Input rows>
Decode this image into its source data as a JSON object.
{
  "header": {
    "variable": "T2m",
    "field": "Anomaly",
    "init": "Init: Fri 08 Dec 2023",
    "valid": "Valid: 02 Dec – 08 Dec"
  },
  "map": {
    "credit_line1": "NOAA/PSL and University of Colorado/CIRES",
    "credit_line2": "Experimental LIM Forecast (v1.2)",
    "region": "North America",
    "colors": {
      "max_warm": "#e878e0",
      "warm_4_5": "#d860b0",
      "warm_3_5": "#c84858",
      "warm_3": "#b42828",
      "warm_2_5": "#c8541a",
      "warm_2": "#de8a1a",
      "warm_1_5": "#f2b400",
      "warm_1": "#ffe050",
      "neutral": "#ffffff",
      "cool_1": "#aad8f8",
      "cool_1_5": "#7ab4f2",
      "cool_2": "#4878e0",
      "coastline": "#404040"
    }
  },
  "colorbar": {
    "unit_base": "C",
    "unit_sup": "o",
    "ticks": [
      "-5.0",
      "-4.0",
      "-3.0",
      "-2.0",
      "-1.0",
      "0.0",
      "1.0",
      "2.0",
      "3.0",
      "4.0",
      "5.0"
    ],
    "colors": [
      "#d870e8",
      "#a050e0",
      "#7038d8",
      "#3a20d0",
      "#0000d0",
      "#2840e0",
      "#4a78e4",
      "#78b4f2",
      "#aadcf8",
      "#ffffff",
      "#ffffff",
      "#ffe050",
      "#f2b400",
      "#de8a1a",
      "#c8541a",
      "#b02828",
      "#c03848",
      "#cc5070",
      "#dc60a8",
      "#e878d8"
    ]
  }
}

Problem statement> Transcribe all of the entries without altering anything.

Finished answer>
Decode this image into its source data as a JSON object.
{
  "header": {
    "variable": "T2m",
    "field": "Anomaly",
    "init": "Init: Fri 08 Dec 2023",
    "valid": "Valid: 02 Dec – 08 Dec"
  },
  "map": {
    "credit_line1": "NOAA/PSL and University of Colorado/CIRES",
    "credit_line2": "Experimental LIM Forecast (v1.2)",
    "region": "North America",
    "colors": {
      "max_warm": "#e878e0",
      "warm_4_5": "#d860b0",
      "warm_3_5": "#c84858",
      "warm_3": "#b42828",
      "warm_2_5": "#c8541a",
      "warm_2": "#de8a1a",
      "warm_1_5": "#f2b400",
      "warm_1": "#ffe050",
      "neutral": "#ffffff",
      "cool_1": "#aad8f8",
      "cool_1_5": "#7ab4f2",
      "cool_2": "#4878e0",
      "coastline": "#404040"
    }
  },
  "colorbar": {
    "unit_base": "C",
    "unit_sup": "o",
    "ticks": [
      "-5.0",
      "-4.0",
      "-3.0",
      "-2.0",
      "-1.0",
      "0.0",
      "1.0",
      "2.0",
      "3.0",
      "4.0",
      "5.0"
    ],
    "colors": [
      "#d870e8",
      "#a050e0",
      "#7038d8",
      "#3a20d0",
      "#0000d0",
      "#2840e0",
      "#4a78e4",
      "#78b4f2",
      "#aadcf8",
      "#ffffff",
      "#ffffff",
      "#ffe050",
      "#f2b400",
      "#de8a1a",
      "#c8541a",
      "#b02828",
      "#c03848",
      "#cc5070",
      "#dc60a8",
      "#e878d8"
    ]
  }
}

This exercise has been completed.